Actions to take
1. Give every distinct calendar date in the tax enquiry extract that includes a year, in the order each first appears.
2. Reproduce the tax enquiry extract verbatim, between "31. On 13 January" and "at them again.", inclusive.

29. On 17 October 2016 Mrs English said that she was now in a position to put forward her proposals for settlement. In this she explained her recalculation of sales, being the £30,714 from unexplained bankings and banked car sales to which she added £5,325 which she said was sales not banked and therefore cash. Her workings were enclosed. The profits on this basis were £16,553 leading to increased tax of £5,606.62 as shown on a tax calculation which she had enclosed. She said that penalties under Schedule 24 FA 2007 would be imposed and that she considered the appellant’s behaviour deliberate, giving her explanation and that he had not indicated that the sales were understated. She said that unless the accountants contacted her by 31 October 2016 she would assume the revised profits were agreed and she would issue her “decision letter” and her Penalty Explanation letter.
30. On 4 November Mrs English wrote again to the accountants, having spoken to Mr Akram of the accountants on the phone and agreed to explain her recalculation of sales which she did. She extended the deadline for agreement to 26 November.
31. On 13 January 2017 there was a meeting between Mr Akram and Mrs English. The notes prepared by Mrs English on 18 January 2017 said that Mr Akram had requested the meeting to attempt to agree the profits. Mrs English told him she had treated all unidentified deposits into the bank account as from sales of cars. Mr Akram had said that there were explanations for many of the deposits and that Mrs English agreed to look at them again.
32. Mr Akram said he would not be in a position to reply until after 31 January as he was busy with SA returns.
33. On 19 January 2017 Mrs English wrote to the appellant and said that she intended to issue a closure notice for 2013-14 and a penalty assessment for the same year. She had recalculated the revised profits from car sales as £12,549, having accepted some of Mr Akram’s explanations for deposits. She attached a schedule which she said outlined her recalculation of sales and showed the additional tax and Class 4 NICs due at £3,468.46.
34. Also[5] on 19 January 2017 Mrs English wrote another letter to the appellant and said that she intended to issue a closure notice for 2013-14 and a penalty assessment for the same year. She had recalculated the revised profits from car sales as £12,549, having accepted some of Mr Akram’s explanations for deposits. She attached a schedule which she said outlined her recalculation of sales and showed the additional tax and Class 4 NICs due at £4,651.46.
35. She also sent a penalty explanation letter dated 20 January 2017 explaining that she was giving a reduction of 65% for the quality of the disclosure. The potential lost revenue was £3,468.46 and the penalty £1,638.84.
36. On 3 February 2017 she issued a penalty assessment for 2013-14 in the amount of £2,197.81[6].

Material provided
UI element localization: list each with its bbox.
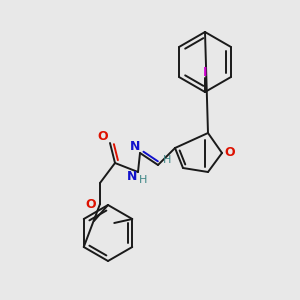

Answers for this exercise
1.
17 October 2016
31 October 2016
13 January 2017
18 January 2017
19 January 2017
20 January 2017
3 February 2017

2.
31. On 13 January 2017 there was a meeting between Mr Akram and Mrs English. The notes prepared by Mrs English on 18 January 2017 said that Mr Akram had requested the meeting to attempt to agree the profits. Mrs English told him she had treated all unidentified deposits into the bank account as from sales of cars. Mr Akram had said that there were explanations for many of the deposits and that Mrs English agreed to look at them again.